▶ _Problem_
Only the lines from the line holding "Reverse-engineer this chart into JSON." to the last line should be output, each exactly as given.

▶ _Materials provided_

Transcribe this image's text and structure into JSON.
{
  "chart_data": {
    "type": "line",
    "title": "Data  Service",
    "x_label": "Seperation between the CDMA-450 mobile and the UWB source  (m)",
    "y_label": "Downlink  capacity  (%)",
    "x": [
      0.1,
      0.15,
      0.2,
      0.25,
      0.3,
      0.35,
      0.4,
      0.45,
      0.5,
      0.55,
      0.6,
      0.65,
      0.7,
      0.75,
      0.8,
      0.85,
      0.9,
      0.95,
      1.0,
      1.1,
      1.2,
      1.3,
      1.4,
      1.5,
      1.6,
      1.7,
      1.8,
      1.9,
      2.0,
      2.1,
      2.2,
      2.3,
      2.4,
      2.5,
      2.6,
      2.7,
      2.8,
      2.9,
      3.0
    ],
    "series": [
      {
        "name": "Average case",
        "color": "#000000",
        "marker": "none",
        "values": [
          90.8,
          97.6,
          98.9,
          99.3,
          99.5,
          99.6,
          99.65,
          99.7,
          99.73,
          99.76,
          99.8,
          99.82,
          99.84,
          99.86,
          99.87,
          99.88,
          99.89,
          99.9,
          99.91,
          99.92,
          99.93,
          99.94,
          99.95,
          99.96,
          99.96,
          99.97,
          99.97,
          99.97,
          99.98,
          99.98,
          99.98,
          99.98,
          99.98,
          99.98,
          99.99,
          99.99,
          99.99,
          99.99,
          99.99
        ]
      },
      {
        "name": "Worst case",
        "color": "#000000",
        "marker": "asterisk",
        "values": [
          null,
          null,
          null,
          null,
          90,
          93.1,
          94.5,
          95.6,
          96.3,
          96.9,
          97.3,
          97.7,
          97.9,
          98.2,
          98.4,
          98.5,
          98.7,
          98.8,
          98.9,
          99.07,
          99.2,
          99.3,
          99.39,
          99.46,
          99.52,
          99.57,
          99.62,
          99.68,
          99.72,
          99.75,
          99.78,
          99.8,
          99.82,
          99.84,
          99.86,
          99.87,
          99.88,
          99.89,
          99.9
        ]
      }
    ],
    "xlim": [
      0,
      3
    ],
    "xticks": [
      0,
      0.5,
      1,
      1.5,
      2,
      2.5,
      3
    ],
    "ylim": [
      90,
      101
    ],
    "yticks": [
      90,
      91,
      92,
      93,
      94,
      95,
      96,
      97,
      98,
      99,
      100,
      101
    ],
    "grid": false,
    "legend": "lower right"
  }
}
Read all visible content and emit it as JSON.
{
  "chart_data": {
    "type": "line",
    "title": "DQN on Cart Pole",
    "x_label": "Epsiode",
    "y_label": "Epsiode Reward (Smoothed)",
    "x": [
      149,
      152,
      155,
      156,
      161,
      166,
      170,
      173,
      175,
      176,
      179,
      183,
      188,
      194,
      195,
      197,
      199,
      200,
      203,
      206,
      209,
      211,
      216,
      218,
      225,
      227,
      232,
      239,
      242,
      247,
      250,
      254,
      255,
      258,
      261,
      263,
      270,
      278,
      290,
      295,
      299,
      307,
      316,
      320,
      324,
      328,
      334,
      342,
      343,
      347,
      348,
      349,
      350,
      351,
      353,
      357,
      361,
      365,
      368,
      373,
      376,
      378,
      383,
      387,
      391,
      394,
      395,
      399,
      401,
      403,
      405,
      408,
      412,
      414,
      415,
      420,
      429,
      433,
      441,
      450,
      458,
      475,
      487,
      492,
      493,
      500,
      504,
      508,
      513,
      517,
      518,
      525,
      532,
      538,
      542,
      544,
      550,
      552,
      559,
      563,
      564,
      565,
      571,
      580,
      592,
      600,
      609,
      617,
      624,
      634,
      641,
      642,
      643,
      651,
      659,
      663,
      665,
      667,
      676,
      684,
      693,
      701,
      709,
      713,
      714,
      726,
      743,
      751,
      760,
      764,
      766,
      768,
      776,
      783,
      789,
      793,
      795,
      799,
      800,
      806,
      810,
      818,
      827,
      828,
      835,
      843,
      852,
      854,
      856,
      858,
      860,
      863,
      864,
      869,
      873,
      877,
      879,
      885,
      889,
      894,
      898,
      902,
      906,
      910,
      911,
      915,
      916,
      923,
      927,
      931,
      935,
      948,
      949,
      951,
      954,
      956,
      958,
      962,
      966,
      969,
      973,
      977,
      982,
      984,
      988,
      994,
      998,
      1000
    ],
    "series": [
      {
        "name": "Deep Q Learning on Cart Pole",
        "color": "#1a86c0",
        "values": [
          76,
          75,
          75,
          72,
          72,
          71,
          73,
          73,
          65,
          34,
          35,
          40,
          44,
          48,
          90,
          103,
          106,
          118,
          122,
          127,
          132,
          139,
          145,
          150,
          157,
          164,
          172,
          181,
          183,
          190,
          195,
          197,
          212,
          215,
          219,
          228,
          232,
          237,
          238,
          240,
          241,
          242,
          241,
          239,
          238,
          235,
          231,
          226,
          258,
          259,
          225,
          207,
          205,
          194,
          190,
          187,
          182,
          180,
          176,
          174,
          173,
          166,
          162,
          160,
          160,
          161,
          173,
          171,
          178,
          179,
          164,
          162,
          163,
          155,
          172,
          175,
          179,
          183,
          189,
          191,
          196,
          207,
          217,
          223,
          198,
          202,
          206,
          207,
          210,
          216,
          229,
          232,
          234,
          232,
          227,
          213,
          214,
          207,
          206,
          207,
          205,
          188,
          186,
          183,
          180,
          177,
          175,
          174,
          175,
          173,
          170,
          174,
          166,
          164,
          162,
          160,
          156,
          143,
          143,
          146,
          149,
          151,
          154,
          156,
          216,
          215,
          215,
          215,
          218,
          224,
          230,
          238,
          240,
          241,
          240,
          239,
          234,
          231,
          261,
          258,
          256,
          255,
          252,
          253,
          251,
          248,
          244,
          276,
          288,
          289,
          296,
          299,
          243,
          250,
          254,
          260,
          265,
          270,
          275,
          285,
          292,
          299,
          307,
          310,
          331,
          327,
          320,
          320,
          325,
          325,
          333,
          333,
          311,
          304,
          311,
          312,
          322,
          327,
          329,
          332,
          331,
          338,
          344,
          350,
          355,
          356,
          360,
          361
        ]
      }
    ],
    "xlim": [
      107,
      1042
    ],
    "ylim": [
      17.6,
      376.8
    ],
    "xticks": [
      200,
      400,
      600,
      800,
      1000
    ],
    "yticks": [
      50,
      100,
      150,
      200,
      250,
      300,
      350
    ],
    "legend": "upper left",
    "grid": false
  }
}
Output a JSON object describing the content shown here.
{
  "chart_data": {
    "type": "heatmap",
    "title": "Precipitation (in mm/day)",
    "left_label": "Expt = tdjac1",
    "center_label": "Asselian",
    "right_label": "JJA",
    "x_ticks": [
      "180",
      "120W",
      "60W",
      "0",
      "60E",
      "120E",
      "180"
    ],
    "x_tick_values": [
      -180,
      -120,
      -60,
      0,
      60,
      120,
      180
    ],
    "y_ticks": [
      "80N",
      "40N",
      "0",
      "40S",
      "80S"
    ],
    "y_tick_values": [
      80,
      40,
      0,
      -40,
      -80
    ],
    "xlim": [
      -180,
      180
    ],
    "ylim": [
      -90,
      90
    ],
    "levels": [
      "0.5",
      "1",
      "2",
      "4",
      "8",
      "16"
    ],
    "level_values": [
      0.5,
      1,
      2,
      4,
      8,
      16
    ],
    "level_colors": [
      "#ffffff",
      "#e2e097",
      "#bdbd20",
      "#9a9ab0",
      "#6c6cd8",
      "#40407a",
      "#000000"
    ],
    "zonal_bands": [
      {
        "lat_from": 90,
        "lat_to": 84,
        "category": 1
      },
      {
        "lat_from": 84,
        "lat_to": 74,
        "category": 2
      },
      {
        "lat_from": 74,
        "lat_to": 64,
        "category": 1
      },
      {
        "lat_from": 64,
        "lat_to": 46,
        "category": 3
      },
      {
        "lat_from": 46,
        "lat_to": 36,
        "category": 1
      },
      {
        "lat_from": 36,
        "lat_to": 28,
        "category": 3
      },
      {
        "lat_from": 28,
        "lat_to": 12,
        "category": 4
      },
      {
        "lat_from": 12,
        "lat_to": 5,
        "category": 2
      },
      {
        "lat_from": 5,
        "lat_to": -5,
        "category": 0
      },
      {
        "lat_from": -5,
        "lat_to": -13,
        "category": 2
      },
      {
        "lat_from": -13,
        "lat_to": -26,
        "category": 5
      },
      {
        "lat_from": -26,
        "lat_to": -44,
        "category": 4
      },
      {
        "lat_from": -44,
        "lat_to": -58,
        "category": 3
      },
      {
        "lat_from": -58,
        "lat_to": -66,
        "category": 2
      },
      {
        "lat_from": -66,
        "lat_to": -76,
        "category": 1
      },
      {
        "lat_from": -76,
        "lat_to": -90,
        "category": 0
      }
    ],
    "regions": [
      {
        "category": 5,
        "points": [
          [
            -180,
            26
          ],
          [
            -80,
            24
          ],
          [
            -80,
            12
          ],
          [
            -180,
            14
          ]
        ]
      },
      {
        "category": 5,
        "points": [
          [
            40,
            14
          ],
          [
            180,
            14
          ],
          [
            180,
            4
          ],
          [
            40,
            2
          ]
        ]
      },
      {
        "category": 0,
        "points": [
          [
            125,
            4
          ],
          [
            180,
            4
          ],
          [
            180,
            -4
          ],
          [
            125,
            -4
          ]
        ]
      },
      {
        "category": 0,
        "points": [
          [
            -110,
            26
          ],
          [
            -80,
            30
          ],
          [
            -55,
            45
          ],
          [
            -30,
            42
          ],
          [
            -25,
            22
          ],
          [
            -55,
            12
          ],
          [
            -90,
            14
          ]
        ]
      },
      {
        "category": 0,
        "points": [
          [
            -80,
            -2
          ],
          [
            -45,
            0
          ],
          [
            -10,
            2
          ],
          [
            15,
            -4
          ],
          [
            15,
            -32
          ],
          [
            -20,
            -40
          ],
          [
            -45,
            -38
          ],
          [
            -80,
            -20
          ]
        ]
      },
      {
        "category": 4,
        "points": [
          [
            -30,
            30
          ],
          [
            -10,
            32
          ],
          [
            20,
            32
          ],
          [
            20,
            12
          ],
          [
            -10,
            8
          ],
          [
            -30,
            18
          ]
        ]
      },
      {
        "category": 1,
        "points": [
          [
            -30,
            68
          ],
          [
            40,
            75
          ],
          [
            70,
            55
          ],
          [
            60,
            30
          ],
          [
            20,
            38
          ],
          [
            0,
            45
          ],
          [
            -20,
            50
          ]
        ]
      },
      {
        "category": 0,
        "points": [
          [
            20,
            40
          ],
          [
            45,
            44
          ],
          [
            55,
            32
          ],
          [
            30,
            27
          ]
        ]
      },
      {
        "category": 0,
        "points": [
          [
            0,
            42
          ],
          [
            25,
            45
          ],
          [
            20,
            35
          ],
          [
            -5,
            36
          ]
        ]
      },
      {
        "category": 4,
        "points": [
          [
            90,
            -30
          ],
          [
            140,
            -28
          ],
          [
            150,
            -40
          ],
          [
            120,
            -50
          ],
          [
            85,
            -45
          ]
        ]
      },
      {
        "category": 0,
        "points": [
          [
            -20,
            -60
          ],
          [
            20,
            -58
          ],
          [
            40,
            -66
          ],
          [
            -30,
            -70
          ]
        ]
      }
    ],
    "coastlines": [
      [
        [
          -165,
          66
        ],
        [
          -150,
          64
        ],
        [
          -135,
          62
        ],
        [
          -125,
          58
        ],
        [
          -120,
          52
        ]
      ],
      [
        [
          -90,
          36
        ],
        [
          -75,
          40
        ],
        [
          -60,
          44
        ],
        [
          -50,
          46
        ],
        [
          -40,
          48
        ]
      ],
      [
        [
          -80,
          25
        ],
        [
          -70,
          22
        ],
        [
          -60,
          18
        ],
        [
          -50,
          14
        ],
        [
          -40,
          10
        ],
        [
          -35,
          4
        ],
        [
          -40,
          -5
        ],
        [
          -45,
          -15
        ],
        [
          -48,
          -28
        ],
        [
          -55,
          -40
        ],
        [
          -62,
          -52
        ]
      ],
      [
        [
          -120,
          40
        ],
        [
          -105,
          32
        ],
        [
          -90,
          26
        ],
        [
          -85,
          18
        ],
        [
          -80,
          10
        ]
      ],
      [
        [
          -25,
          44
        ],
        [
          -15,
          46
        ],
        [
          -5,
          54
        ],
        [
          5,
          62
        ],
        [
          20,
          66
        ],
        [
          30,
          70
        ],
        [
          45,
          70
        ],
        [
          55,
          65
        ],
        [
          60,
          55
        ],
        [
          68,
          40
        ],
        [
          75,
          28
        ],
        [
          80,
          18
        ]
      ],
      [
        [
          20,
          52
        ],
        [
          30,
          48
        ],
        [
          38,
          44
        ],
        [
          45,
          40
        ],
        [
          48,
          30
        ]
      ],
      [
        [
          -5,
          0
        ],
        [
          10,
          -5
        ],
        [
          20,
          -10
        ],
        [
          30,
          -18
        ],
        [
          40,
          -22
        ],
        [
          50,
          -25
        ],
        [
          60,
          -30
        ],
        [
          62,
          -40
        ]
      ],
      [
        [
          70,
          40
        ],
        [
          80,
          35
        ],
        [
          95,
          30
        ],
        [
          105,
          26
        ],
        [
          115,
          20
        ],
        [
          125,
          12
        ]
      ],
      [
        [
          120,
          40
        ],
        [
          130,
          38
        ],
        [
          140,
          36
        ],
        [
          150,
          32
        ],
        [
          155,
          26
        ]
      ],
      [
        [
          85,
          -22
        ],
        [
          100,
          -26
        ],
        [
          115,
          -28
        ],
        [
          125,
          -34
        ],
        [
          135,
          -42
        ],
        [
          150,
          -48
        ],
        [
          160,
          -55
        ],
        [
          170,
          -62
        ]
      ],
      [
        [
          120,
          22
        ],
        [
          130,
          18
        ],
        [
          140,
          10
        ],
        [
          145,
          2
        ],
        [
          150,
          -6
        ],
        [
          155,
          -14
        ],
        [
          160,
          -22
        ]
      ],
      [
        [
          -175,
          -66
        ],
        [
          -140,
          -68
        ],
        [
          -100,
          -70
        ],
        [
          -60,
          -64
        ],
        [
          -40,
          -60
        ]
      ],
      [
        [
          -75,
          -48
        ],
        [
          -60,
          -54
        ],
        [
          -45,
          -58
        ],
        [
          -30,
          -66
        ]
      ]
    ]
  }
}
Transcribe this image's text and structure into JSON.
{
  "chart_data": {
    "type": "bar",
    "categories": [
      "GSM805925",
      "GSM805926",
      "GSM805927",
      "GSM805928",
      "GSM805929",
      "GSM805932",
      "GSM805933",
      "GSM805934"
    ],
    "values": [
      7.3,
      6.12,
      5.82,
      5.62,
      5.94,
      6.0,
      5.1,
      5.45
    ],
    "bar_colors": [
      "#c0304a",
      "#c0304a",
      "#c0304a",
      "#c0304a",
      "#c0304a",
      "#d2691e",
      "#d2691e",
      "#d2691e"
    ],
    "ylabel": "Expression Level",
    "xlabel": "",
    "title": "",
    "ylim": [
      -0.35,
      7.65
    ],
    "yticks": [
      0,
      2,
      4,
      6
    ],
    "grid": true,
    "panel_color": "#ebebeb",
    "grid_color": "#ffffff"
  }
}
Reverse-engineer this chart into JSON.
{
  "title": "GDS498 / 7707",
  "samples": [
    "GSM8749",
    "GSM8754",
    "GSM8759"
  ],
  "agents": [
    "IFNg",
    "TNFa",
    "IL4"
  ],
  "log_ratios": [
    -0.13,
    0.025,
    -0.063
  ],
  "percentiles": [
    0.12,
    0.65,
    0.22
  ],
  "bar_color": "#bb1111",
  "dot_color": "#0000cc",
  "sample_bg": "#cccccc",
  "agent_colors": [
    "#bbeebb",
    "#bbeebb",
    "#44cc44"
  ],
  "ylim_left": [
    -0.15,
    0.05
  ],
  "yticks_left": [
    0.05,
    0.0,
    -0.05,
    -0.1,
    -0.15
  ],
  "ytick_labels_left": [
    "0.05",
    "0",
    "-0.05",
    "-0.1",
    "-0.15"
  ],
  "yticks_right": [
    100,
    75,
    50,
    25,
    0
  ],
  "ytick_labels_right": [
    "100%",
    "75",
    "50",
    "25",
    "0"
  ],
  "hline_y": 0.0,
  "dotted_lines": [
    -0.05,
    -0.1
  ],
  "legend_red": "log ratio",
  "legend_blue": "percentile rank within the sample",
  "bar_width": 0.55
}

▶ _Answer_
Reverse-engineer this chart into JSON.
{
  "title": "GDS498 / 7707",
  "samples": [
    "GSM8749",
    "GSM8754",
    "GSM8759"
  ],
  "agents": [
    "IFNg",
    "TNFa",
    "IL4"
  ],
  "log_ratios": [
    -0.13,
    0.025,
    -0.063
  ],
  "percentiles": [
    0.12,
    0.65,
    0.22
  ],
  "bar_color": "#bb1111",
  "dot_color": "#0000cc",
  "sample_bg": "#cccccc",
  "agent_colors": [
    "#bbeebb",
    "#bbeebb",
    "#44cc44"
  ],
  "ylim_left": [
    -0.15,
    0.05
  ],
  "yticks_left": [
    0.05,
    0.0,
    -0.05,
    -0.1,
    -0.15
  ],
  "ytick_labels_left": [
    "0.05",
    "0",
    "-0.05",
    "-0.1",
    "-0.15"
  ],
  "yticks_right": [
    100,
    75,
    50,
    25,
    0
  ],
  "ytick_labels_right": [
    "100%",
    "75",
    "50",
    "25",
    "0"
  ],
  "hline_y": 0.0,
  "dotted_lines": [
    -0.05,
    -0.1
  ],
  "legend_red": "log ratio",
  "legend_blue": "percentile rank within the sample",
  "bar_width": 0.55
}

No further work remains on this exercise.